PROVIDED TEXT Block Start

The Story Behind Big Sur’s Glowing Waves

Photographer George Krieger captured the unusual scene in vivid detail

After suffering a devastating car crash in 2005, George Krieger took up photography as a form of physical therapy. A resident of California, he walks nearly every day along sandy beaches and rocky formations to snap pictures of the state’s beautiful coasts. Earlier this month, during a night-time photo walk near Bixby Bridge in Big Sur, Krieger noticed something very strange: the waves lapping up against the beach were glowing blue beneath the night sky.

“You know when car headlights hit the top of waves at the beach?” Krieger tells Smithsonian.com. “It looked kind of like that.”

But Krieger knew that no car driving over Bixby Bridge, which towers 260 feet above a canyon, could correctly angle its lights downwards in a way that would create such a glow. He also noticed that only certain places in the water were shining blue.

Krieger suspected that the miraculous sight might be caused by bioluminescence, a chemical reaction that allows living creatures to produce light. So he emailed Mark Siddall, a zoologist and curator at the American Museum of Natural History in New York, who explained that the glittering critters were dinoflagellates, a phytoplankton species found across the world’s oceans.

George Krieger
George Krieger
George Krieger

These tiny organisms emit light to startle predators and, some scientists think, to draw the attention of other creatures that eat the original predators. In high concentrations, flashing dinoflagellates can make the water glow.

Using long-exposure photography, Krieger was able to capture the glimmering waves in brilliant detail. He posted the resulting photos on his Facebook page, and word of Big Sur’s aquatic glow began to spread. Steve Haddock, a bioluminescence specialist at the Monterey Bay Aquarium Research Institute, subsequently confirmed to Amy Larson of the local media outlet KSBW that species counts in the area showed the “‘usual suspects’ of luminous species that we would expect to cause such a bloom.”

PROVIDED TEXT Block End

▶ [PROBLEM]
Can you continue the article about Big Sur's glowing waves from where it stops?

INFORMATION Block Start

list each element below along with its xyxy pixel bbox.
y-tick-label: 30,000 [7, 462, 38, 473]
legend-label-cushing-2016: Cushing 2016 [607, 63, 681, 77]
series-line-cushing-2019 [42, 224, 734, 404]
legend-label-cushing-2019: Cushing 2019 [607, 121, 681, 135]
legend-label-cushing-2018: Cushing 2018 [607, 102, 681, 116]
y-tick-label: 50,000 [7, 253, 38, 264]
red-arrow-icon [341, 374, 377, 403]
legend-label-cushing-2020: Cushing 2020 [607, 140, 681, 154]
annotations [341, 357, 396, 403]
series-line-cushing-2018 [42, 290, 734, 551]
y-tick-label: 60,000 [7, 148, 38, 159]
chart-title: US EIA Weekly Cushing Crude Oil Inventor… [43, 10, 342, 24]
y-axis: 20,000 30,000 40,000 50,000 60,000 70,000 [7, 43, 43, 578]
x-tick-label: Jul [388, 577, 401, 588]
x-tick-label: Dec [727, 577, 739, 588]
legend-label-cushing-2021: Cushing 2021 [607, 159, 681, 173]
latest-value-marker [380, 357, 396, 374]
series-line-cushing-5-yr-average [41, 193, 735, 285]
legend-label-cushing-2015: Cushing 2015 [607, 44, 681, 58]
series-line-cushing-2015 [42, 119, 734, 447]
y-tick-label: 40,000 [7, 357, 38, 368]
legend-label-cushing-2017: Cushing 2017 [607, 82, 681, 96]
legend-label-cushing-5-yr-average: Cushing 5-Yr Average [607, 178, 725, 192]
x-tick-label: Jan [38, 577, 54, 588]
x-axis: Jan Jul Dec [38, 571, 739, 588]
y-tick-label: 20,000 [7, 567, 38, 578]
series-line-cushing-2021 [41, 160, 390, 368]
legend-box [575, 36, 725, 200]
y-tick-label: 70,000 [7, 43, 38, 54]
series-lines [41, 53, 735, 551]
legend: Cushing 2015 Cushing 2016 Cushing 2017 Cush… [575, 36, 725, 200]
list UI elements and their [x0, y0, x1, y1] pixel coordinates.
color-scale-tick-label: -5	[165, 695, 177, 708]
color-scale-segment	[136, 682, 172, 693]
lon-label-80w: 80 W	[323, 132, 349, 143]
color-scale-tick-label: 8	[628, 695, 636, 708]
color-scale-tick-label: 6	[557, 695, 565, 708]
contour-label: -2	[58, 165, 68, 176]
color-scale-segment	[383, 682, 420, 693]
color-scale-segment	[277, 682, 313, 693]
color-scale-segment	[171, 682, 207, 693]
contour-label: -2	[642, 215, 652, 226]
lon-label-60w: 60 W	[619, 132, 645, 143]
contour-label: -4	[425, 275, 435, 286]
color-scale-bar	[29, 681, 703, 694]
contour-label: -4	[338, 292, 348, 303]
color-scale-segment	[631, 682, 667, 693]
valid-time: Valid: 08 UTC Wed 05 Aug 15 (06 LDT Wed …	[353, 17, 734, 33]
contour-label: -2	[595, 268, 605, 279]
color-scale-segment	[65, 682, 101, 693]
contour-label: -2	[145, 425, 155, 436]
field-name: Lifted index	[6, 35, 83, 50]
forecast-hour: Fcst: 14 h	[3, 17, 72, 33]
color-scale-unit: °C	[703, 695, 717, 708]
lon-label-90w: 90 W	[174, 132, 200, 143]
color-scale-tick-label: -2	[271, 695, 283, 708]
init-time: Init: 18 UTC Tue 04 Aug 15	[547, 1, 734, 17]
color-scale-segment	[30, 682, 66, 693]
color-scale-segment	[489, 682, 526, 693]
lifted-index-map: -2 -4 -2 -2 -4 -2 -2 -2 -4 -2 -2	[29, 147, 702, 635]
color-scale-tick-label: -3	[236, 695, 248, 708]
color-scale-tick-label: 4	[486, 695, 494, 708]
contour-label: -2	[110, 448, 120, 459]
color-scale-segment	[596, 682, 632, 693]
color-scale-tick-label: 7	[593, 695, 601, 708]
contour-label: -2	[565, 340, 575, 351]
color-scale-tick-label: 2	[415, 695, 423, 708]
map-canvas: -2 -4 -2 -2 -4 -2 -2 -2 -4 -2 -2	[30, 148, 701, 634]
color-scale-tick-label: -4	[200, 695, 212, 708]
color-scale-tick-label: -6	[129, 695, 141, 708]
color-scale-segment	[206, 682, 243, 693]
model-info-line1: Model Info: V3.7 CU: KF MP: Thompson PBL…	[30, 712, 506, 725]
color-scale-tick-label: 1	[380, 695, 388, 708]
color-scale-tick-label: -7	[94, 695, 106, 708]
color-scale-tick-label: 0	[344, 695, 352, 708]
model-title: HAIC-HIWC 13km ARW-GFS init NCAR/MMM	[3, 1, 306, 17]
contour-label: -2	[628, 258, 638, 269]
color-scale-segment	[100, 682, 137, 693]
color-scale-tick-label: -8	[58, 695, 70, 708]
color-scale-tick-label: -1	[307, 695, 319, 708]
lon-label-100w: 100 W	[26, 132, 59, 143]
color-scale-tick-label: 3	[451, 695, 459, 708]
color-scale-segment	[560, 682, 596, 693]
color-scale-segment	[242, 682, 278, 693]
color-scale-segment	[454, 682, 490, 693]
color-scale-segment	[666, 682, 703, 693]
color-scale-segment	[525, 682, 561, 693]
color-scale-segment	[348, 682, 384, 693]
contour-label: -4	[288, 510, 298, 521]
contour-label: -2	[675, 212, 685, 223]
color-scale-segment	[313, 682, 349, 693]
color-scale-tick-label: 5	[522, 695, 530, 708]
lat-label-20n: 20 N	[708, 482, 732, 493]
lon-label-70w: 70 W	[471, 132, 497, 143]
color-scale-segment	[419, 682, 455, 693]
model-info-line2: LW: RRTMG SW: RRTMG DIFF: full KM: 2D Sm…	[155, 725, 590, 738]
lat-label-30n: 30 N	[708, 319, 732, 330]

INFORMATION Block End

▶ [OUTPUT]
Reports of glowing waves along the coast of California had, in fact, been on the rise since January. High nutrient levels in the water and windless weather were the likely forces driving this phenomenon, according to Elaina Zachos of National Geographic. A long-standing high-pressure system prevented winds from blowing through California’s coasts, which in turn allowed layers of dinoflagellates to build up in the water.

Krieger says that in recent weeks, the area has experienced storms and the coasts are no longer glowing. But he is glad that he was on hand to capture the majesty of this rare phenomenon—not only so that people around the world can experience it, but also because taking complicated photographs is an important part of his therapy process.

“It's part of that focus and that release of my mind,” he says. “Being able to be there and see something cool and know exactly how to capture it—to have the right equipment, the right set up—it is awesome. It feels great to be able to share something that very few people get to see, and be able to capture it in a way that gives it the visual it deserves.”